GOAL —
Pull each line holding the word "page" from the data.

RECORDS SUPPLIED —
"""

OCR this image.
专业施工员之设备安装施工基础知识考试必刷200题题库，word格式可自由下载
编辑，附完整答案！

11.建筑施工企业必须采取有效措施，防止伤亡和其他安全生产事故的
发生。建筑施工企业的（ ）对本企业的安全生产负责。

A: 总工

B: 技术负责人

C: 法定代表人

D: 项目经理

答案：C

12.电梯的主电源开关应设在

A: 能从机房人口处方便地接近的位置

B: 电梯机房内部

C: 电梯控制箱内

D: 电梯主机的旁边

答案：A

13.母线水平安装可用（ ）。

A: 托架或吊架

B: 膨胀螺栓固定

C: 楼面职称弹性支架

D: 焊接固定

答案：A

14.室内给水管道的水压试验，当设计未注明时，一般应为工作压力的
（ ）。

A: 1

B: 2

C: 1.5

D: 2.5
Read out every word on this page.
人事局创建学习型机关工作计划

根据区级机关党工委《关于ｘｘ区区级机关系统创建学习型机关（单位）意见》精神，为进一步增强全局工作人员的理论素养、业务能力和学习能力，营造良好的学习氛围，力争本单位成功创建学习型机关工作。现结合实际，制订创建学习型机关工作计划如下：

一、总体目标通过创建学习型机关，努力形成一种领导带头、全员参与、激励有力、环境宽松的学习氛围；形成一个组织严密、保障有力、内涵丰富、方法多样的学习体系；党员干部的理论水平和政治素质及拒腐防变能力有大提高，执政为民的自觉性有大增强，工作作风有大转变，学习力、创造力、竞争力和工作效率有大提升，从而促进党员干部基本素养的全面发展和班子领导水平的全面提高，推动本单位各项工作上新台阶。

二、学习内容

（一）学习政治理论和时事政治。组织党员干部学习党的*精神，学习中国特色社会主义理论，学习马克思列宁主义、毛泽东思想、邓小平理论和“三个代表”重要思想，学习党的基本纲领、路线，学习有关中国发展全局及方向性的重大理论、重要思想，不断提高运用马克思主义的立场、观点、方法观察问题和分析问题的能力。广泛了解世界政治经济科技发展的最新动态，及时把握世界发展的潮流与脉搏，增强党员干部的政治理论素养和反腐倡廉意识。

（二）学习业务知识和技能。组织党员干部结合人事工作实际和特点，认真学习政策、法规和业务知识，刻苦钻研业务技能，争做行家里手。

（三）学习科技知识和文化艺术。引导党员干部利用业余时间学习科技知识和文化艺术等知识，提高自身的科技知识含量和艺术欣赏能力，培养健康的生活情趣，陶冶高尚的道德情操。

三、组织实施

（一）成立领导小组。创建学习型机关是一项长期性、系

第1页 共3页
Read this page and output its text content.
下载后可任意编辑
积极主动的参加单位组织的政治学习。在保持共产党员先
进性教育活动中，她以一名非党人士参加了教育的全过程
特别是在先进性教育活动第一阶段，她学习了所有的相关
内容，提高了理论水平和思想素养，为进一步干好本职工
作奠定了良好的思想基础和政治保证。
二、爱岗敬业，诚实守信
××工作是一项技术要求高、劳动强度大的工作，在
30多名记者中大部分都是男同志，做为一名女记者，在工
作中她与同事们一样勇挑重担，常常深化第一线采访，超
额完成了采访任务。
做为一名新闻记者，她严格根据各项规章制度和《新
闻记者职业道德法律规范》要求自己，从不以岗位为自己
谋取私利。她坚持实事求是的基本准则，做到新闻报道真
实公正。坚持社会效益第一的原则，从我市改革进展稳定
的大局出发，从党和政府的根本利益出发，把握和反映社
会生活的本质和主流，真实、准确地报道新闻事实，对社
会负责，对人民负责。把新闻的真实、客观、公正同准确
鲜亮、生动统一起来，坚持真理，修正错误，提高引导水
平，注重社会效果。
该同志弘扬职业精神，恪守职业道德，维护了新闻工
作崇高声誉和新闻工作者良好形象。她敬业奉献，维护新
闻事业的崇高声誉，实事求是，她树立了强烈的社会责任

"""

FULL OUTPUT —
Read out every word on this page.
Read this page and output its text content.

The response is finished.